[WRITTEN REQUEST]:
Find each line containing the string "times". Copy it.

[Records excerpted from a collection]:
---

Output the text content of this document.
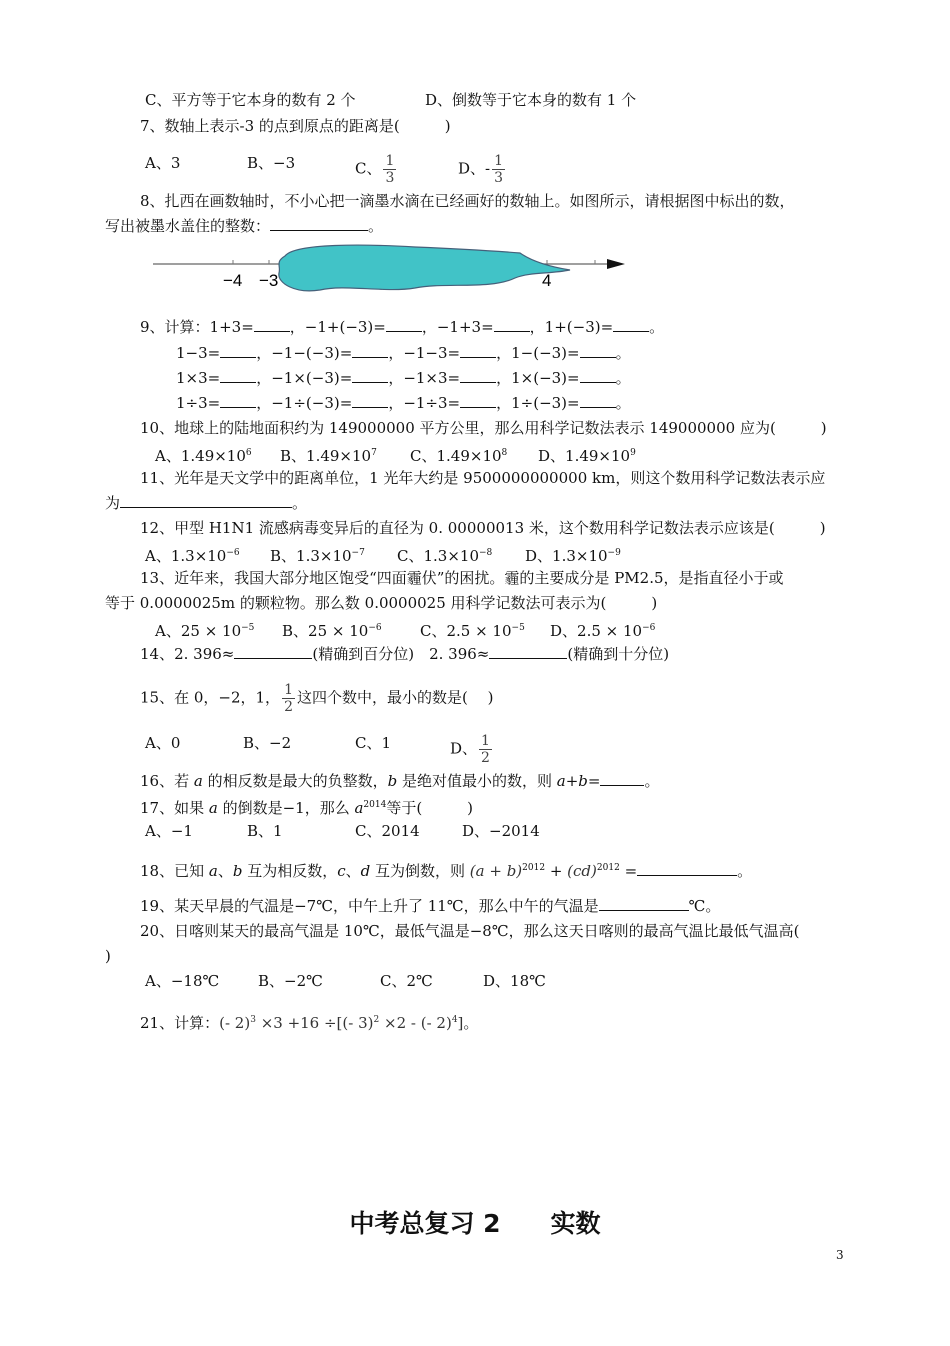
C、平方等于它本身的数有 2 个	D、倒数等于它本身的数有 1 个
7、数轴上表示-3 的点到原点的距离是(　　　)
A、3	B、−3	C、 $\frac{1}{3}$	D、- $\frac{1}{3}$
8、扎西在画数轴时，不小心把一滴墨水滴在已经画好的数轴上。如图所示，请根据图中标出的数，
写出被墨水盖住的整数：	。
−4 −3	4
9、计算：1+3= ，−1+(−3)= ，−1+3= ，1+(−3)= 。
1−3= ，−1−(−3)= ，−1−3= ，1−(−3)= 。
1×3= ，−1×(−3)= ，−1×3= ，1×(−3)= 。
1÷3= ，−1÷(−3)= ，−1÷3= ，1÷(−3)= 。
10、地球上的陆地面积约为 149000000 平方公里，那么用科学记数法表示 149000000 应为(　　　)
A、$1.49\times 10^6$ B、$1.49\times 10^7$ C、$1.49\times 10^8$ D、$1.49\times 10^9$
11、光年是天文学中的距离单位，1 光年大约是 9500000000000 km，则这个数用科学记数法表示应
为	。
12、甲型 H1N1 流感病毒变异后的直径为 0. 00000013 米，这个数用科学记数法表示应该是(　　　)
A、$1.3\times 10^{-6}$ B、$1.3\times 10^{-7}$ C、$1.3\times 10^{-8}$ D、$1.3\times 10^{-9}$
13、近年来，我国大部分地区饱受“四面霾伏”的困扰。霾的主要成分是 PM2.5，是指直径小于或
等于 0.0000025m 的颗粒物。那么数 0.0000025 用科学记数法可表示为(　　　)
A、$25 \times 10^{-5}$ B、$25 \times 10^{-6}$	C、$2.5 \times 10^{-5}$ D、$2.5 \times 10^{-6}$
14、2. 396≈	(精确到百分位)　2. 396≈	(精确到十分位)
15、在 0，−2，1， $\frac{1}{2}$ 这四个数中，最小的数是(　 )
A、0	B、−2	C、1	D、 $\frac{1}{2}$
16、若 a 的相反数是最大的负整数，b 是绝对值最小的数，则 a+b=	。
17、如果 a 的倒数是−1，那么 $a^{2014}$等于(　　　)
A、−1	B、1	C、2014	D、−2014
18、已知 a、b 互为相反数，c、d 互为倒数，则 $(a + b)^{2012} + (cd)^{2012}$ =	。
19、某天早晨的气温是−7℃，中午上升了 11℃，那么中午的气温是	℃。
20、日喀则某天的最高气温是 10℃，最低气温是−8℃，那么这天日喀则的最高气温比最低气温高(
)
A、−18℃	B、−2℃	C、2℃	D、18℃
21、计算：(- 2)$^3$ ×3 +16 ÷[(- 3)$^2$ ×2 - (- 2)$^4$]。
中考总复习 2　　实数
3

---

[FINAL ANSWER]:
A、$1.49\times 10^6$ B、$1.49\times 10^7$ C、$1.49\times 10^8$ D、$1.49\times 10^9$
A、$1.3\times 10^{-6}$ B、$1.3\times 10^{-7}$ C、$1.3\times 10^{-8}$ D、$1.3\times 10^{-9}$
A、$25 \times 10^{-5}$ B、$25 \times 10^{-6}$	C、$2.5 \times 10^{-5}$ D、$2.5 \times 10^{-6}$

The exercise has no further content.